▽

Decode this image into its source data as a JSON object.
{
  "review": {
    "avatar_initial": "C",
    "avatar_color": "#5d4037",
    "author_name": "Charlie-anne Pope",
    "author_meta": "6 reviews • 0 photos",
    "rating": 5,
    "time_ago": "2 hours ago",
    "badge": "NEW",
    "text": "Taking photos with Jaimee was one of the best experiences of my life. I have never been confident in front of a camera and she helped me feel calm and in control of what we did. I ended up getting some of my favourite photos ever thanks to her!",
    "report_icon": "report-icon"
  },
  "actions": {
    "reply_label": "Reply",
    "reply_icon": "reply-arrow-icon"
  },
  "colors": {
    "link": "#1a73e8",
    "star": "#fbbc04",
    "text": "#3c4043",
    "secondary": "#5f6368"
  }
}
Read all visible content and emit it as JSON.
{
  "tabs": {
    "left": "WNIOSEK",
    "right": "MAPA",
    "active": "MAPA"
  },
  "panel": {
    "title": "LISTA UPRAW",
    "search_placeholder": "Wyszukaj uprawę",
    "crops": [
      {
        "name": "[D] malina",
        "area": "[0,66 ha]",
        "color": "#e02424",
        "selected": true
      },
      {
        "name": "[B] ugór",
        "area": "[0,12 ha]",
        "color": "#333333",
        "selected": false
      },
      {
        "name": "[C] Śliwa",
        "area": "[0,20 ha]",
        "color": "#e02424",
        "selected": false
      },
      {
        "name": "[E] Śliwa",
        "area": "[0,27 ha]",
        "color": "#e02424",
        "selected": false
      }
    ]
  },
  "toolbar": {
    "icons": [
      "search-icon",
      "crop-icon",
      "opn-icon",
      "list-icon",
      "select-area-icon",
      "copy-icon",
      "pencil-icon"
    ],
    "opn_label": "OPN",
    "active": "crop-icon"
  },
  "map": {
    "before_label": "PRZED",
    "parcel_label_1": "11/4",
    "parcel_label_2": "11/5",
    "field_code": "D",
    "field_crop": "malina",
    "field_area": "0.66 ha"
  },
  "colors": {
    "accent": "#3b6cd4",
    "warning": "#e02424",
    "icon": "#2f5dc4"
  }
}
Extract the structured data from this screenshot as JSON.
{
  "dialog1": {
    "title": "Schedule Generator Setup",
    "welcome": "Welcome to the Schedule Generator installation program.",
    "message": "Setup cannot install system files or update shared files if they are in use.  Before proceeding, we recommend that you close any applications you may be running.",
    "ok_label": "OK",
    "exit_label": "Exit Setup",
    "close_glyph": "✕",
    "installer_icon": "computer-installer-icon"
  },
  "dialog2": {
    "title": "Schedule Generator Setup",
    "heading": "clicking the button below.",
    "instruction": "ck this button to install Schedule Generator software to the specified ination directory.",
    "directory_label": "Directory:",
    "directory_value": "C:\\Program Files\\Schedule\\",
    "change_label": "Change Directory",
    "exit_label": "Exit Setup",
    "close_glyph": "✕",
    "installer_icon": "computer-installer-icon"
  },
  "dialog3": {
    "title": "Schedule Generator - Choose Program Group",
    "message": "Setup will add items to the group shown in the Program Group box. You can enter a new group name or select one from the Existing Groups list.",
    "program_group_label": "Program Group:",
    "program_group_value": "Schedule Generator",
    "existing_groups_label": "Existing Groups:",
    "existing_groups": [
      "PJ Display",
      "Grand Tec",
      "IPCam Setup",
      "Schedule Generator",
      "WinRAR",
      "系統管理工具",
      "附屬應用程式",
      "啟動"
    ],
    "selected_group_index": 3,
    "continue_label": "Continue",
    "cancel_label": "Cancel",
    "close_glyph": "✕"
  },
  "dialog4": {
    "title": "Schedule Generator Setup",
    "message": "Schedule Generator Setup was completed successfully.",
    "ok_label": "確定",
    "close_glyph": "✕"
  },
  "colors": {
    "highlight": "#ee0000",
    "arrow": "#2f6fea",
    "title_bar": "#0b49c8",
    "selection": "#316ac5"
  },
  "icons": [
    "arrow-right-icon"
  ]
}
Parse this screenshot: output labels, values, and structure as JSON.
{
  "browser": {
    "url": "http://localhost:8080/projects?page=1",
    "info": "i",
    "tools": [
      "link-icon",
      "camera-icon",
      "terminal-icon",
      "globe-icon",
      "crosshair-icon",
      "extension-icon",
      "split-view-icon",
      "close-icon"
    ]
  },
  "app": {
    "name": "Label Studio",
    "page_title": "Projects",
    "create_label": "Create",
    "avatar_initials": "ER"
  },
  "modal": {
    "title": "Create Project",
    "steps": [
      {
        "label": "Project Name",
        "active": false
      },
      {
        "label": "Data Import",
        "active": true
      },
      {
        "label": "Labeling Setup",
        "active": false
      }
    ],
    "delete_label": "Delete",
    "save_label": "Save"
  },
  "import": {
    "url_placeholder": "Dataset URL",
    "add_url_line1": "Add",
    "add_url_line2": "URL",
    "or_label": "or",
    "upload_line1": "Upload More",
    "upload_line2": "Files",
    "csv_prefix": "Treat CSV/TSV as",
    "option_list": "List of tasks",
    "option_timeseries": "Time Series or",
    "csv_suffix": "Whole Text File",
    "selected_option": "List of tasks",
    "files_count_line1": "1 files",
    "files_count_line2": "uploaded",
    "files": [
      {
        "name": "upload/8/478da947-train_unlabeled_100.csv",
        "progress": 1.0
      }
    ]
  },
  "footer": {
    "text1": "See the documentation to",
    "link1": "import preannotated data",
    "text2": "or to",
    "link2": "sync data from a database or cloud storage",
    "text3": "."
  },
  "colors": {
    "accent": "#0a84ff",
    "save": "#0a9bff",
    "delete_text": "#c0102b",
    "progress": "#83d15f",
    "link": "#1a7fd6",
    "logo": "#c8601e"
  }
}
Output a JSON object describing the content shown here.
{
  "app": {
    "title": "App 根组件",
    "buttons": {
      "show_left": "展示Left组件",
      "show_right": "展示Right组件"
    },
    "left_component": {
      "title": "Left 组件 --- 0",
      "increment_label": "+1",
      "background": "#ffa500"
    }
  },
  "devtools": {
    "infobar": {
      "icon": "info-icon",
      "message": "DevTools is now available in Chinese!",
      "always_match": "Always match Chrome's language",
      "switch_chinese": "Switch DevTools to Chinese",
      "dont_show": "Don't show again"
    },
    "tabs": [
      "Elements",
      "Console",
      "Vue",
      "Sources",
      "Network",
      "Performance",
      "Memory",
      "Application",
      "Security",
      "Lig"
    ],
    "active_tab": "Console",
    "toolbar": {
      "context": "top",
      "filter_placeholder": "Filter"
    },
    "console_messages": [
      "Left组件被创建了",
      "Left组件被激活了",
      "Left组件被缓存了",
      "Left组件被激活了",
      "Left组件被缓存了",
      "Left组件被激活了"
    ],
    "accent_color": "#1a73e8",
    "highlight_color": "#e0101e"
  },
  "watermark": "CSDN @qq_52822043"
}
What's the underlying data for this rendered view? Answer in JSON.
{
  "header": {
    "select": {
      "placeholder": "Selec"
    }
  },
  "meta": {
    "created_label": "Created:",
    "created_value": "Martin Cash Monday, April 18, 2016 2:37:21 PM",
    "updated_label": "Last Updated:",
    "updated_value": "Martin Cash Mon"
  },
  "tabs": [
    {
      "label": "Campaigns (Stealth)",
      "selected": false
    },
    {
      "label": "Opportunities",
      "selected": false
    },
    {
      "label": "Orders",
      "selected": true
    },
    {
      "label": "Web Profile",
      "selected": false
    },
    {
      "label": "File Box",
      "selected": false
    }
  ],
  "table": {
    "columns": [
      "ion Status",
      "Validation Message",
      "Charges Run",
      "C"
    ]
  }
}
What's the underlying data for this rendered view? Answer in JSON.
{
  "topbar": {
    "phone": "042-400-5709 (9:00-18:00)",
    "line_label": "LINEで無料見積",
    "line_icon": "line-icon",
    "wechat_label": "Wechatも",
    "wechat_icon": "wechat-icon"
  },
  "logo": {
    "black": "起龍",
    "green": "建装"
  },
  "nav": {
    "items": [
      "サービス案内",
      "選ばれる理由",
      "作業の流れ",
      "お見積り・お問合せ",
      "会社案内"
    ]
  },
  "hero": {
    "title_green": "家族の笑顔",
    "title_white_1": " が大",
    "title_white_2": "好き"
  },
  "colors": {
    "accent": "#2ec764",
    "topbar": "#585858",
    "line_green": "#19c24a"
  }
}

△

#### Problem to work on:
Select all lines in the listing that include the word "screenshot".

#### Response:
Extract the structured data from this screenshot as JSON.
Parse this screenshot: output labels, values, and structure as JSON.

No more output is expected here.